■ Requirement: Every line from the one with "Extract all readable text from this page." to the end of the data needs to be copied exactly, and no line before it.

= = = = =

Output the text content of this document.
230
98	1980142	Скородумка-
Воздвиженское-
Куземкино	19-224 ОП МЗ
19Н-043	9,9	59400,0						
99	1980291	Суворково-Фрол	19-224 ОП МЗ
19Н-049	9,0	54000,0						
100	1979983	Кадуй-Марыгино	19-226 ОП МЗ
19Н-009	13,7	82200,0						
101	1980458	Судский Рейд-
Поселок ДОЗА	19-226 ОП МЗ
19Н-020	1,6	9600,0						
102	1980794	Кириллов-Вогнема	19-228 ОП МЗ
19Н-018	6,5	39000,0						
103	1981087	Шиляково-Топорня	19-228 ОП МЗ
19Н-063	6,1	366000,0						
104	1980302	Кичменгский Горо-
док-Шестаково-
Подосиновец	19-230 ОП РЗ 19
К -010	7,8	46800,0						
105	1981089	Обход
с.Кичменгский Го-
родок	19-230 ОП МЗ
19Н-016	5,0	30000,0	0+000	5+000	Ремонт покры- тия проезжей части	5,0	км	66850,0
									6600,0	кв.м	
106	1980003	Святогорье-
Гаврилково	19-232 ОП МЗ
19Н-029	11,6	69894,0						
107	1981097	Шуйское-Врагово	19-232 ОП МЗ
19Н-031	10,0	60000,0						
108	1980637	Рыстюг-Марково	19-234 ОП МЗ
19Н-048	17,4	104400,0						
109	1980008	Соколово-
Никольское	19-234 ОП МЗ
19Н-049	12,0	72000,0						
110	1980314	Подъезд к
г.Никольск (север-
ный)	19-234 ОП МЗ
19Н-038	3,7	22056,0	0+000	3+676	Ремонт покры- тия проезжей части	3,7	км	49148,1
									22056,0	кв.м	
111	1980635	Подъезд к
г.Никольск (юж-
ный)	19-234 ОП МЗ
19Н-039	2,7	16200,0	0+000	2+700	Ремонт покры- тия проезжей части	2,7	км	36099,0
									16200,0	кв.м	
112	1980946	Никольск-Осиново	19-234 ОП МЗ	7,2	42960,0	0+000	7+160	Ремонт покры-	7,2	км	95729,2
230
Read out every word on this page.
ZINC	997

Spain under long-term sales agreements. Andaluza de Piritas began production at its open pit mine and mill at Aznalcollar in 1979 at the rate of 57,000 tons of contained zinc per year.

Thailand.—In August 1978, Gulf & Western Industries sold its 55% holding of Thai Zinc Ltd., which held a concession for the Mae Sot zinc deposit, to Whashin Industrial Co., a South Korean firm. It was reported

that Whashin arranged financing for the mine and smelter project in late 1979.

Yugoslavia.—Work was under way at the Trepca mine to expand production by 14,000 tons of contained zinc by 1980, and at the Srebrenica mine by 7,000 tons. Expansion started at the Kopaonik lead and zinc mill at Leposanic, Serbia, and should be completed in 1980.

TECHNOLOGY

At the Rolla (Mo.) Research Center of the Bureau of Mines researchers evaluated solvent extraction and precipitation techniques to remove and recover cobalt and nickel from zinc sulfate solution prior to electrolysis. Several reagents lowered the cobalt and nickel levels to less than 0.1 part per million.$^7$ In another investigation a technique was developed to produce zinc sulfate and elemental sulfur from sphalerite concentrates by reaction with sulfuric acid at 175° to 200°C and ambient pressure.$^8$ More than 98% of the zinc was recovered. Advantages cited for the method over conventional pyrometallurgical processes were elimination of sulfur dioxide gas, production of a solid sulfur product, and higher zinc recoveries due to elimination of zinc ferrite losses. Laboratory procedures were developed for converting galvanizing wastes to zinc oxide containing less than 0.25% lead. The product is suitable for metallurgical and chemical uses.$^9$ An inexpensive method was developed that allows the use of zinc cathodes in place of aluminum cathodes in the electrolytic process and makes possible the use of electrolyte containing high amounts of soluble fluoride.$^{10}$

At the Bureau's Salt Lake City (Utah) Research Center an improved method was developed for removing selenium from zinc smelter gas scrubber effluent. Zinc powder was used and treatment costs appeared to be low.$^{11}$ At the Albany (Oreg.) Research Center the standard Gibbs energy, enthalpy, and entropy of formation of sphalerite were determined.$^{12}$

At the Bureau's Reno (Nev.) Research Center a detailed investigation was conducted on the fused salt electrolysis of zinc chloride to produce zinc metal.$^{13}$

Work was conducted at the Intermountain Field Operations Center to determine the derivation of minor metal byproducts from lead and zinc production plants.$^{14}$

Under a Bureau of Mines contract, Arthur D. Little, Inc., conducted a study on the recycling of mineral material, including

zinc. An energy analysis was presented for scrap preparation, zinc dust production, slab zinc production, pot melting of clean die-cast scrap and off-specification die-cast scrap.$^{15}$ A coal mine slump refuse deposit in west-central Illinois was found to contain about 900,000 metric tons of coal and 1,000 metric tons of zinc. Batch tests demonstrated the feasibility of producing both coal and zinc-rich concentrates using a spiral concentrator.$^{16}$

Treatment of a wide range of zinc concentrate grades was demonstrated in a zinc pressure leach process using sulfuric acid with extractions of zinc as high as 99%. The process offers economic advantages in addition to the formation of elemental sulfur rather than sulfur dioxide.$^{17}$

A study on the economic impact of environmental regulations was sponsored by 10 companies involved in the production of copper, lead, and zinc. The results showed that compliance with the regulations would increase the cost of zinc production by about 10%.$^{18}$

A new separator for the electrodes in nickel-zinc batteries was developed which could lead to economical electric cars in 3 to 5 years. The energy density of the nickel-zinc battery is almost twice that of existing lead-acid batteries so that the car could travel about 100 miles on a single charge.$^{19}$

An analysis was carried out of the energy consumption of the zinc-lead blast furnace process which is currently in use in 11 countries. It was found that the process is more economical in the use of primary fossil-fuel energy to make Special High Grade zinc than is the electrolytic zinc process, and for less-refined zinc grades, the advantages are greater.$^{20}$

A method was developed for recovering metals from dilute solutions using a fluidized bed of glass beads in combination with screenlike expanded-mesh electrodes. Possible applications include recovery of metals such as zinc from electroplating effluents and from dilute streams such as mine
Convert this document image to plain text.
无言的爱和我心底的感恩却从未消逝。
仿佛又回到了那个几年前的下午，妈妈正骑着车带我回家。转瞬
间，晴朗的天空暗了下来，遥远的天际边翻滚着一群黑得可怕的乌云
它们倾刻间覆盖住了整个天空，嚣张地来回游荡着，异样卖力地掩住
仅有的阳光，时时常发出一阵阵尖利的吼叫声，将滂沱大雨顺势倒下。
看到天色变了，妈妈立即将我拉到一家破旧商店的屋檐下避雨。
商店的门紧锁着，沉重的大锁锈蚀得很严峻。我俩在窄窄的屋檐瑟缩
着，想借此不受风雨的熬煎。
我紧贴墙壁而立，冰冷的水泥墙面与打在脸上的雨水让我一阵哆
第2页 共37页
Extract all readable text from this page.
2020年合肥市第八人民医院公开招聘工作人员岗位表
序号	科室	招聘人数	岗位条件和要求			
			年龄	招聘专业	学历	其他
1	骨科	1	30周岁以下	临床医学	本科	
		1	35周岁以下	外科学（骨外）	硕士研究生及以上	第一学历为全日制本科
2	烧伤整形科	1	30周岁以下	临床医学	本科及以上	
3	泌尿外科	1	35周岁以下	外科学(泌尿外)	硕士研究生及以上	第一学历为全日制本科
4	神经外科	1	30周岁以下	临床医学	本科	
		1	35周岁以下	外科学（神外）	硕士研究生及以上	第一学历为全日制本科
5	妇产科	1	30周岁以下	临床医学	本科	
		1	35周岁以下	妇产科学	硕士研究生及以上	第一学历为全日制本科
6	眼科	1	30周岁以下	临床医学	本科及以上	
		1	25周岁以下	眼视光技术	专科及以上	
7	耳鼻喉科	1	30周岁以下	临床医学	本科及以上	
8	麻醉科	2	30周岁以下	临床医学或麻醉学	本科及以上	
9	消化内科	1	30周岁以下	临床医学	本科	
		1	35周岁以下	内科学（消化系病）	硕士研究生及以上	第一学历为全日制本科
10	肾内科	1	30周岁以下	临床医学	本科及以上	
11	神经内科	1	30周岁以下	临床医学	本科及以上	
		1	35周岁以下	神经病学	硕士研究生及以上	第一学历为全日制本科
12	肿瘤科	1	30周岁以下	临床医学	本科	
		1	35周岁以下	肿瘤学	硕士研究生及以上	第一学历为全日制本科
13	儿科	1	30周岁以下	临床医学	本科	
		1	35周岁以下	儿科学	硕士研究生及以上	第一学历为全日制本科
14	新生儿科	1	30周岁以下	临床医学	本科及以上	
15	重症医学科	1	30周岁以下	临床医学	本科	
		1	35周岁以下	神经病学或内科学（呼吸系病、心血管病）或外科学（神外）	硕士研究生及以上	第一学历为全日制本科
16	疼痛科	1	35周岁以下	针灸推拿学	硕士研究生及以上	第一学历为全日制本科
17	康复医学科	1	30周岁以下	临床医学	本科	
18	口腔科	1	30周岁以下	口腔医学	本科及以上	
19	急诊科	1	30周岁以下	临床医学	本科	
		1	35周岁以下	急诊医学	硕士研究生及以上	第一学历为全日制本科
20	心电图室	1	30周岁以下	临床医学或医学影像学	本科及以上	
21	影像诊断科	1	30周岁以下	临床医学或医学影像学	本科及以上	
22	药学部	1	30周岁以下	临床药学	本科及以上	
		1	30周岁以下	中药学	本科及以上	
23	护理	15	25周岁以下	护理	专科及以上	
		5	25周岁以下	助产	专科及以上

= = = = =

■ Answer in full:
Extract all readable text from this page.
2020年合肥市第八人民医院公开招聘工作人员岗位表
序号	科室	招聘人数	岗位条件和要求			
			年龄	招聘专业	学历	其他
1	骨科	1	30周岁以下	临床医学	本科	
		1	35周岁以下	外科学（骨外）	硕士研究生及以上	第一学历为全日制本科
2	烧伤整形科	1	30周岁以下	临床医学	本科及以上	
3	泌尿外科	1	35周岁以下	外科学(泌尿外)	硕士研究生及以上	第一学历为全日制本科
4	神经外科	1	30周岁以下	临床医学	本科	
		1	35周岁以下	外科学（神外）	硕士研究生及以上	第一学历为全日制本科
5	妇产科	1	30周岁以下	临床医学	本科	
		1	35周岁以下	妇产科学	硕士研究生及以上	第一学历为全日制本科
6	眼科	1	30周岁以下	临床医学	本科及以上	
		1	25周岁以下	眼视光技术	专科及以上	
7	耳鼻喉科	1	30周岁以下	临床医学	本科及以上	
8	麻醉科	2	30周岁以下	临床医学或麻醉学	本科及以上	
9	消化内科	1	30周岁以下	临床医学	本科	
		1	35周岁以下	内科学（消化系病）	硕士研究生及以上	第一学历为全日制本科
10	肾内科	1	30周岁以下	临床医学	本科及以上	
11	神经内科	1	30周岁以下	临床医学	本科及以上	
		1	35周岁以下	神经病学	硕士研究生及以上	第一学历为全日制本科
12	肿瘤科	1	30周岁以下	临床医学	本科	
		1	35周岁以下	肿瘤学	硕士研究生及以上	第一学历为全日制本科
13	儿科	1	30周岁以下	临床医学	本科	
		1	35周岁以下	儿科学	硕士研究生及以上	第一学历为全日制本科
14	新生儿科	1	30周岁以下	临床医学	本科及以上	
15	重症医学科	1	30周岁以下	临床医学	本科	
		1	35周岁以下	神经病学或内科学（呼吸系病、心血管病）或外科学（神外）	硕士研究生及以上	第一学历为全日制本科
16	疼痛科	1	35周岁以下	针灸推拿学	硕士研究生及以上	第一学历为全日制本科
17	康复医学科	1	30周岁以下	临床医学	本科	
18	口腔科	1	30周岁以下	口腔医学	本科及以上	
19	急诊科	1	30周岁以下	临床医学	本科	
		1	35周岁以下	急诊医学	硕士研究生及以上	第一学历为全日制本科
20	心电图室	1	30周岁以下	临床医学或医学影像学	本科及以上	
21	影像诊断科	1	30周岁以下	临床医学或医学影像学	本科及以上	
22	药学部	1	30周岁以下	临床药学	本科及以上	
		1	30周岁以下	中药学	本科及以上	
23	护理	15	25周岁以下	护理	专科及以上	
		5	25周岁以下	助产	专科及以上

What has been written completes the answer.